**Problem requirements**
Set down the full listing exactly, character for character.

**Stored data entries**
§ §
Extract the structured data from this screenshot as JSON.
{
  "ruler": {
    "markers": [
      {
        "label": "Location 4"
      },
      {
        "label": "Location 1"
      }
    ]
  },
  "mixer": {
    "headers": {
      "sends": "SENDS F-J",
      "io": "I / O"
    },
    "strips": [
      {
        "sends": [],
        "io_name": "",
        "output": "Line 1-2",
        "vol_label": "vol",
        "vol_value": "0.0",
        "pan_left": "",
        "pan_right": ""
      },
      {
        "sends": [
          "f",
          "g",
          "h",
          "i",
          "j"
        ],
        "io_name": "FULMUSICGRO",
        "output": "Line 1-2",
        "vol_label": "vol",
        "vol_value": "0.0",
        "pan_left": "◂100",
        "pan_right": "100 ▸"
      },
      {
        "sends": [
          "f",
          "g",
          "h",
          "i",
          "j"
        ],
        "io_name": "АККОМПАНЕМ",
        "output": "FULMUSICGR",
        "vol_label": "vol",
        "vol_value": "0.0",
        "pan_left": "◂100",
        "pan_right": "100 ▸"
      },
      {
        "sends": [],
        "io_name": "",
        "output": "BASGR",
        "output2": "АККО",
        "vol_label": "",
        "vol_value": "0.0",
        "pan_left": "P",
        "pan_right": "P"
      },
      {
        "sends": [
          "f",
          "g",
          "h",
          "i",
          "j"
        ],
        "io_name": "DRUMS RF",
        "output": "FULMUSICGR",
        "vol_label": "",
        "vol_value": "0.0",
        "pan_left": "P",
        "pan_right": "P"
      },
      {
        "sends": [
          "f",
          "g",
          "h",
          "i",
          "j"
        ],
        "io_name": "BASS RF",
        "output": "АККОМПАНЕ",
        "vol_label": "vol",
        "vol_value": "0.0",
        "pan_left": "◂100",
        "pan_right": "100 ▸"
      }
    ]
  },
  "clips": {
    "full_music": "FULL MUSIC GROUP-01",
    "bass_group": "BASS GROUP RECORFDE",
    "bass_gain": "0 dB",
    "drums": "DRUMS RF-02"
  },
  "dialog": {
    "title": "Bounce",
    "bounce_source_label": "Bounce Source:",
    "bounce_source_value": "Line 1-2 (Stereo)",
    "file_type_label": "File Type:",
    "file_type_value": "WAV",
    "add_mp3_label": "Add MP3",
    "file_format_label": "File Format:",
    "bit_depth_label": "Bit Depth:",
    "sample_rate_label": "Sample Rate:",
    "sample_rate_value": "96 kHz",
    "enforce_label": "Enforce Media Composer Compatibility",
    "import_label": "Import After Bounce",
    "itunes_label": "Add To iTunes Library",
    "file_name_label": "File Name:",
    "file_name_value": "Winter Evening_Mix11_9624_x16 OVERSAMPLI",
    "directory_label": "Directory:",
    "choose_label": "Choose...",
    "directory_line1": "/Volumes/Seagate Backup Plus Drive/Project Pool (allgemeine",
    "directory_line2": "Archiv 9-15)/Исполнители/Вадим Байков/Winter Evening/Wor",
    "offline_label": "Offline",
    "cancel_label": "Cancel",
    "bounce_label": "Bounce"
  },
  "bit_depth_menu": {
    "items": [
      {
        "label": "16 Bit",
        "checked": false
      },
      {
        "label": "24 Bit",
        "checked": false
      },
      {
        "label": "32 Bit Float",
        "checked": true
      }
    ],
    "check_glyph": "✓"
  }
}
§ §
**Exercise response**
Extract the structured data from this screenshot as JSON.
{
  "ruler": {
    "markers": [
      {
        "label": "Location 4"
      },
      {
        "label": "Location 1"
      }
    ]
  },
  "mixer": {
    "headers": {
      "sends": "SENDS F-J",
      "io": "I / O"
    },
    "strips": [
      {
        "sends": [],
        "io_name": "",
        "output": "Line 1-2",
        "vol_label": "vol",
        "vol_value": "0.0",
        "pan_left": "",
        "pan_right": ""
      },
      {
        "sends": [
          "f",
          "g",
          "h",
          "i",
          "j"
        ],
        "io_name": "FULMUSICGRO",
        "output": "Line 1-2",
        "vol_label": "vol",
        "vol_value": "0.0",
        "pan_left": "◂100",
        "pan_right": "100 ▸"
      },
      {
        "sends": [
          "f",
          "g",
          "h",
          "i",
          "j"
        ],
        "io_name": "АККОМПАНЕМ",
        "output": "FULMUSICGR",
        "vol_label": "vol",
        "vol_value": "0.0",
        "pan_left": "◂100",
        "pan_right": "100 ▸"
      },
      {
        "sends": [],
        "io_name": "",
        "output": "BASGR",
        "output2": "АККО",
        "vol_label": "",
        "vol_value": "0.0",
        "pan_left": "P",
        "pan_right": "P"
      },
      {
        "sends": [
          "f",
          "g",
          "h",
          "i",
          "j"
        ],
        "io_name": "DRUMS RF",
        "output": "FULMUSICGR",
        "vol_label": "",
        "vol_value": "0.0",
        "pan_left": "P",
        "pan_right": "P"
      },
      {
        "sends": [
          "f",
          "g",
          "h",
          "i",
          "j"
        ],
        "io_name": "BASS RF",
        "output": "АККОМПАНЕ",
        "vol_label": "vol",
        "vol_value": "0.0",
        "pan_left": "◂100",
        "pan_right": "100 ▸"
      }
    ]
  },
  "clips": {
    "full_music": "FULL MUSIC GROUP-01",
    "bass_group": "BASS GROUP RECORFDE",
    "bass_gain": "0 dB",
    "drums": "DRUMS RF-02"
  },
  "dialog": {
    "title": "Bounce",
    "bounce_source_label": "Bounce Source:",
    "bounce_source_value": "Line 1-2 (Stereo)",
    "file_type_label": "File Type:",
    "file_type_value": "WAV",
    "add_mp3_label": "Add MP3",
    "file_format_label": "File Format:",
    "bit_depth_label": "Bit Depth:",
    "sample_rate_label": "Sample Rate:",
    "sample_rate_value": "96 kHz",
    "enforce_label": "Enforce Media Composer Compatibility",
    "import_label": "Import After Bounce",
    "itunes_label": "Add To iTunes Library",
    "file_name_label": "File Name:",
    "file_name_value": "Winter Evening_Mix11_9624_x16 OVERSAMPLI",
    "directory_label": "Directory:",
    "choose_label": "Choose...",
    "directory_line1": "/Volumes/Seagate Backup Plus Drive/Project Pool (allgemeine",
    "directory_line2": "Archiv 9-15)/Исполнители/Вадим Байков/Winter Evening/Wor",
    "offline_label": "Offline",
    "cancel_label": "Cancel",
    "bounce_label": "Bounce"
  },
  "bit_depth_menu": {
    "items": [
      {
        "label": "16 Bit",
        "checked": false
      },
      {
        "label": "24 Bit",
        "checked": false
      },
      {
        "label": "32 Bit Float",
        "checked": true
      }
    ],
    "check_glyph": "✓"
  }
}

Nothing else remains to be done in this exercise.